**TASK BRIEF**
Here are some records; copy every line that holds the word "учета".

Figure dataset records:
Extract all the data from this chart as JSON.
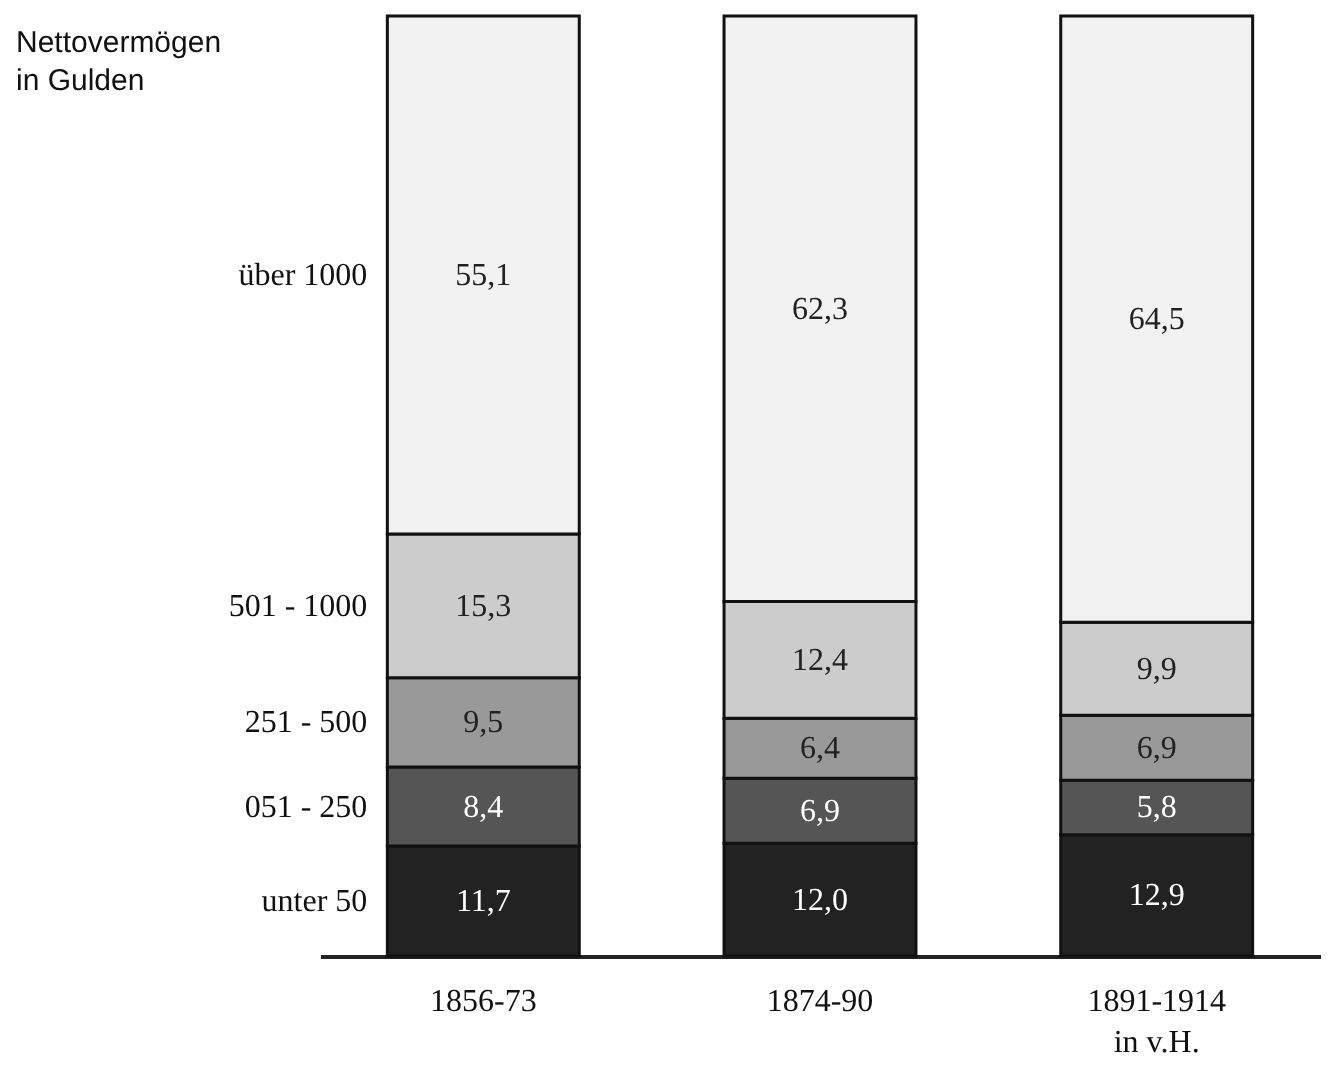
{
  "chart_data": {
    "type": "bar",
    "stacked": true,
    "legend_title": "Nettovermögen in Gulden",
    "categories": [
      "1856-73",
      "1874-90",
      "1891-1914"
    ],
    "series": [
      {
        "name": "unter 50",
        "color": "#222222",
        "values": [
          11.7,
          12.0,
          12.9
        ],
        "value_labels": [
          "11,7",
          "12,0",
          "12,9"
        ]
      },
      {
        "name": "051 - 250",
        "color": "#555555",
        "values": [
          8.4,
          6.9,
          5.8
        ],
        "value_labels": [
          "8,4",
          "6,9",
          "5,8"
        ]
      },
      {
        "name": "251 - 500",
        "color": "#999999",
        "values": [
          9.5,
          6.4,
          6.9
        ],
        "value_labels": [
          "9,5",
          "6,4",
          "6,9"
        ]
      },
      {
        "name": "501 - 1000",
        "color": "#cccccc",
        "values": [
          15.3,
          12.4,
          9.9
        ],
        "value_labels": [
          "15,3",
          "12,4",
          "9,9"
        ]
      },
      {
        "name": "über 1000",
        "color": "#f2f2f2",
        "values": [
          55.1,
          62.3,
          64.5
        ],
        "value_labels": [
          "55,1",
          "62,3",
          "64,5"
        ]
      }
    ],
    "annotations": [
      "in v.H."
    ]
  }
}
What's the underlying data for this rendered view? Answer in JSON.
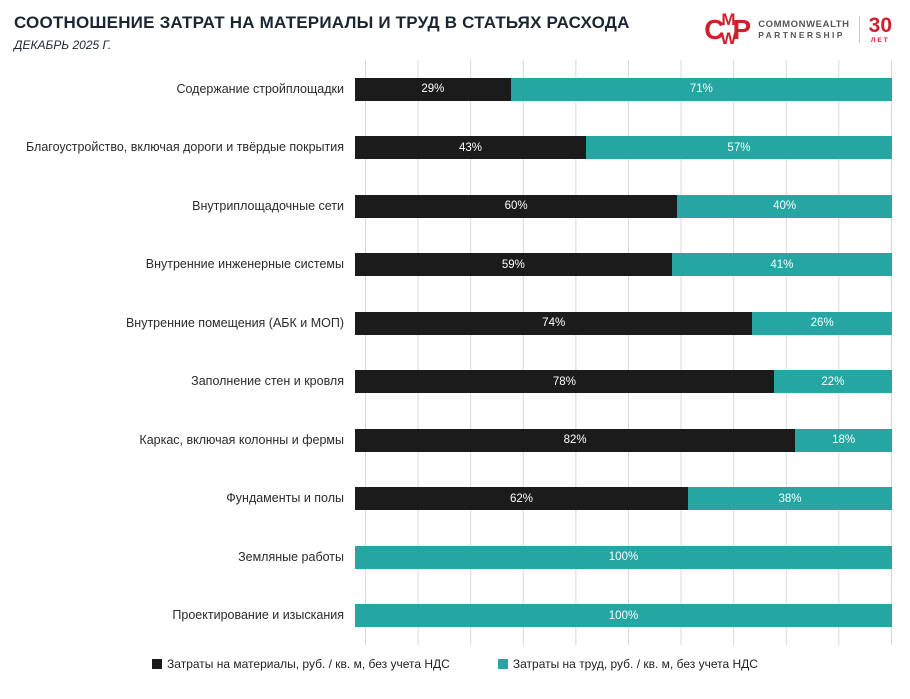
{
  "header": {
    "title": "СООТНОШЕНИЕ ЗАТРАТ НА МАТЕРИАЛЫ И ТРУД В СТАТЬЯХ РАСХОДА",
    "subtitle": "ДЕКАБРЬ 2025 Г."
  },
  "logo": {
    "monogram_c": "C",
    "monogram_m": "M",
    "monogram_w": "W",
    "monogram_p": "P",
    "company_line1": "COMMONWEALTH",
    "company_line2": "PARTNERSHIP",
    "anniversary_number": "30",
    "anniversary_label": "ЛЕТ"
  },
  "theme": {
    "brand_red": "#d0202e",
    "logo_gray": "#55565a",
    "title_color": "#1b2631",
    "grid_color": "#d8d8d8",
    "materials_color": "#1b1b1b",
    "labor_color": "#26a6a3"
  },
  "chart_data": {
    "type": "bar",
    "orientation": "horizontal",
    "stacked": true,
    "value_format": "percent",
    "xlim": [
      0,
      100
    ],
    "gridline_interval": 10,
    "grid": true,
    "legend_position": "bottom",
    "title": "СООТНОШЕНИЕ ЗАТРАТ НА МАТЕРИАЛЫ И ТРУД В СТАТЬЯХ РАСХОДА",
    "subtitle": "ДЕКАБРЬ 2025 Г.",
    "categories": [
      "Содержание стройплощадки",
      "Благоустройство, включая дороги и твёрдые покрытия",
      "Внутриплощадочные сети",
      "Внутренние инженерные системы",
      "Внутренние помещения (АБК и МОП)",
      "Заполнение стен и кровля",
      "Каркас, включая колонны и фермы",
      "Фундаменты и полы",
      "Земляные работы",
      "Проектирование и изыскания"
    ],
    "series": [
      {
        "key": "materials",
        "name": "Затраты на материалы, руб. / кв. м, без учета НДС",
        "color": "#1b1b1b",
        "values": [
          29,
          43,
          60,
          59,
          74,
          78,
          82,
          62,
          0,
          0
        ]
      },
      {
        "key": "labor",
        "name": "Затраты на труд, руб. / кв. м, без учета НДС",
        "color": "#26a6a3",
        "values": [
          71,
          57,
          40,
          41,
          26,
          22,
          18,
          38,
          100,
          100
        ]
      }
    ]
  },
  "legend": {
    "items": [
      {
        "key": "materials",
        "label": "Затраты на материалы, руб. / кв. м, без учета НДС",
        "color": "#1b1b1b"
      },
      {
        "key": "labor",
        "label": "Затраты на труд, руб. / кв. м, без учета НДС",
        "color": "#26a6a3"
      }
    ]
  }
}
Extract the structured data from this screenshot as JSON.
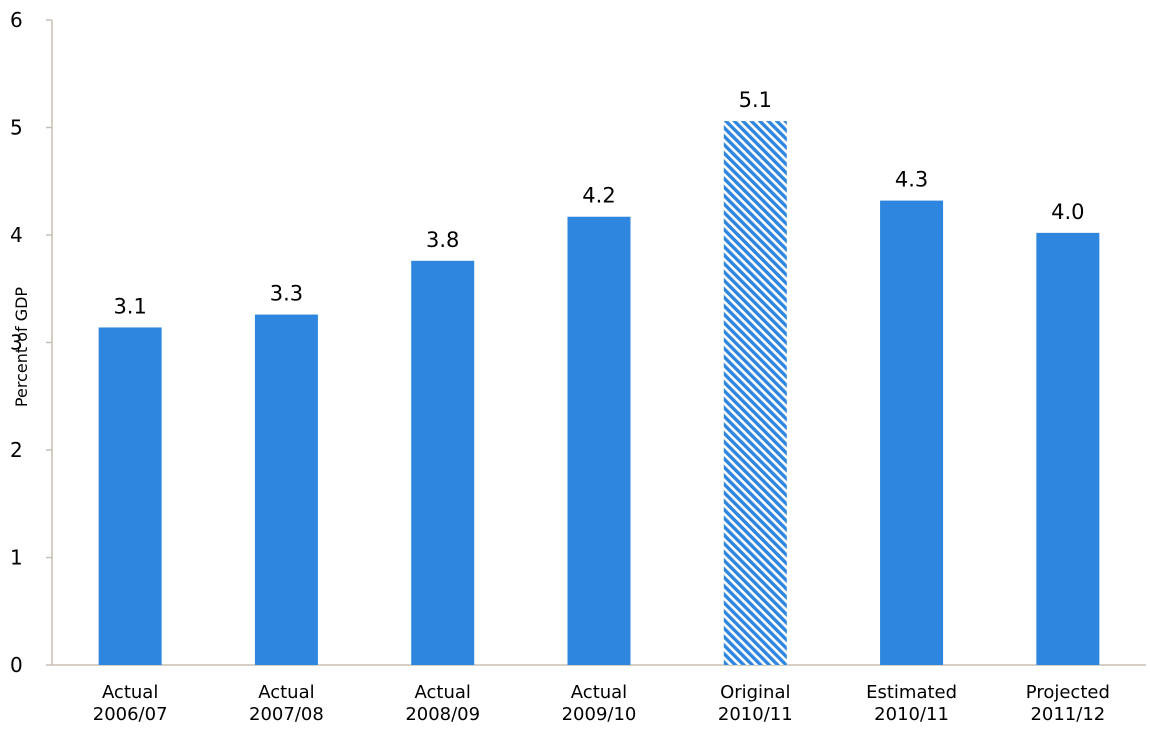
{
  "chart_data": {
    "type": "bar",
    "title": "",
    "xlabel": "",
    "ylabel": "Percent of GDP",
    "ylim": [
      0,
      6
    ],
    "yticks": [
      "0",
      "1",
      "2",
      "3",
      "4",
      "5",
      "6"
    ],
    "grid": false,
    "legend": "none",
    "categories": [
      [
        "Actual",
        "2006/07"
      ],
      [
        "Actual",
        "2007/08"
      ],
      [
        "Actual",
        "2008/09"
      ],
      [
        "Actual",
        "2009/10"
      ],
      [
        "Original",
        "2010/11"
      ],
      [
        "Estimated",
        "2010/11"
      ],
      [
        "Projected",
        "2011/12"
      ]
    ],
    "values": [
      3.14,
      3.26,
      3.76,
      4.17,
      5.06,
      4.32,
      4.02
    ],
    "value_labels": [
      "3.1",
      "3.3",
      "3.8",
      "4.2",
      "5.1",
      "4.3",
      "4.0"
    ],
    "bar_styles": [
      "solid",
      "solid",
      "solid",
      "solid",
      "hatched",
      "solid",
      "solid"
    ],
    "colors": {
      "bar": "#2e86de",
      "axis": "#c8bfb4",
      "hatch_bg": "#ffffff"
    }
  }
}
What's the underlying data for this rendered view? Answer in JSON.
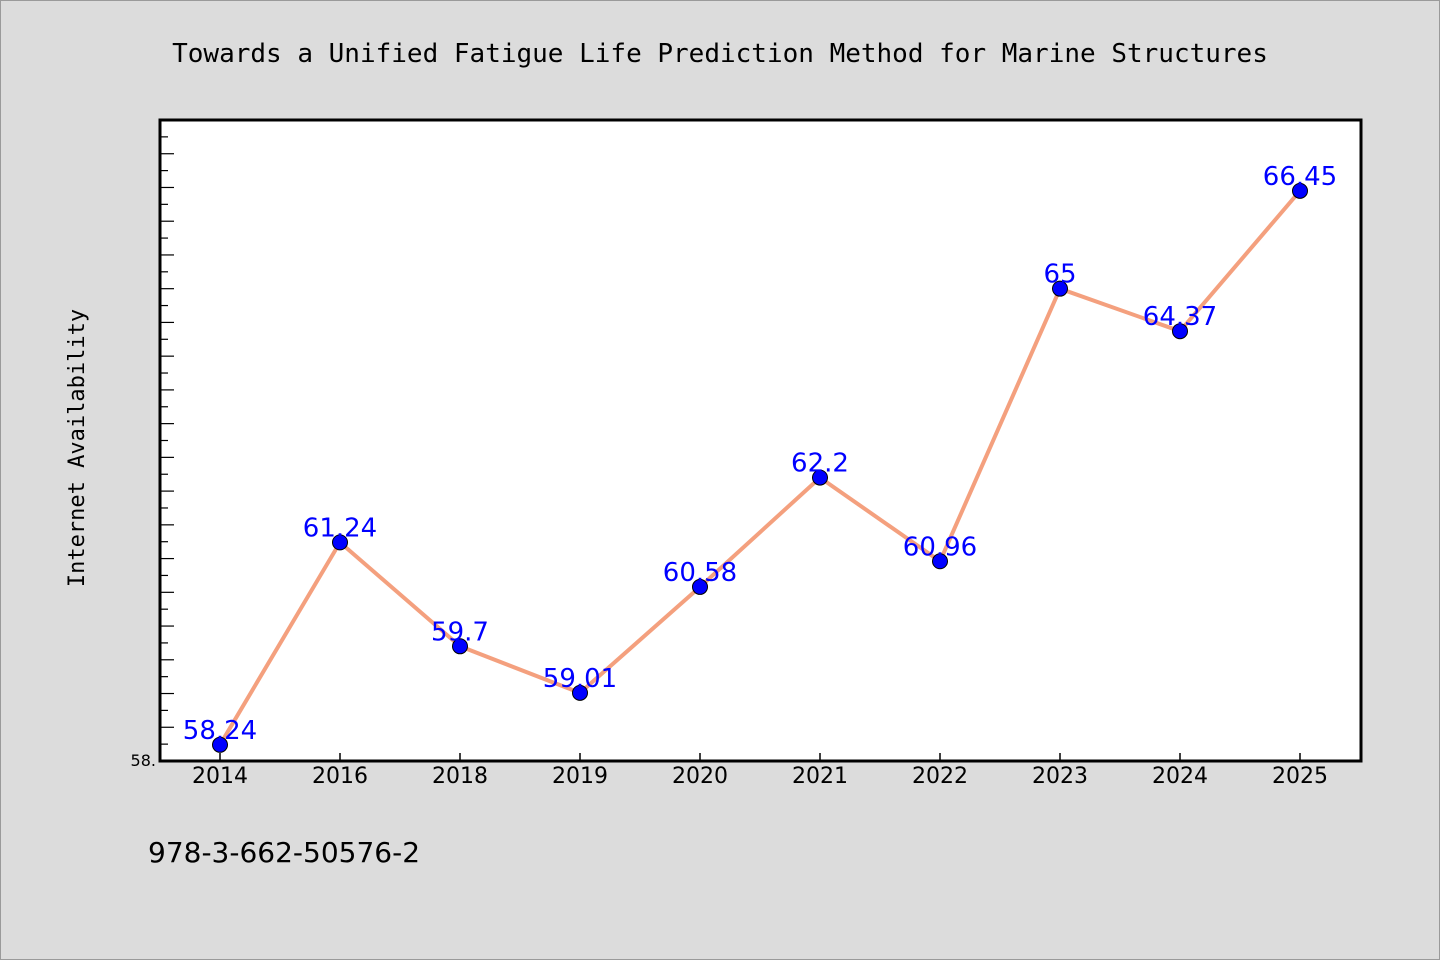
{
  "chart_data": {
    "type": "line",
    "title": "Towards a Unified Fatigue Life Prediction Method for Marine Structures",
    "ylabel": "Internet Availability",
    "xlabel": "",
    "categories": [
      "2014",
      "2016",
      "2018",
      "2019",
      "2020",
      "2021",
      "2022",
      "2023",
      "2024",
      "2025"
    ],
    "series": [
      {
        "values": [
          58.24,
          61.24,
          59.7,
          59.01,
          60.58,
          62.2,
          60.96,
          65,
          64.37,
          66.45
        ],
        "labels": [
          "58.24",
          "61.24",
          "59.7",
          "59.01",
          "60.58",
          "62.2",
          "60.96",
          "65",
          "64.37",
          "66.45"
        ]
      }
    ],
    "ylim": [
      58,
      67.5
    ],
    "y_tick_label": "58.",
    "grid": false,
    "legend": "none",
    "colors": {
      "line": "#f4a07e",
      "marker": "#0000ff",
      "data_label": "#0000ff",
      "plot_background": "#ffffff",
      "page_background": "#dcdcdc"
    }
  },
  "footer": {
    "isbn": "978-3-662-50576-2"
  }
}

**WORKED ANSWER**
        "name": "Затраты на материалы, руб. / кв. м, без учета НДС",
        "name": "Затраты на труд, руб. / кв. м, без учета НДС",
        "label": "Затраты на материалы, руб. / кв. м, без учета НДС",
        "label": "Затраты на труд, руб. / кв. м, без учета НДС",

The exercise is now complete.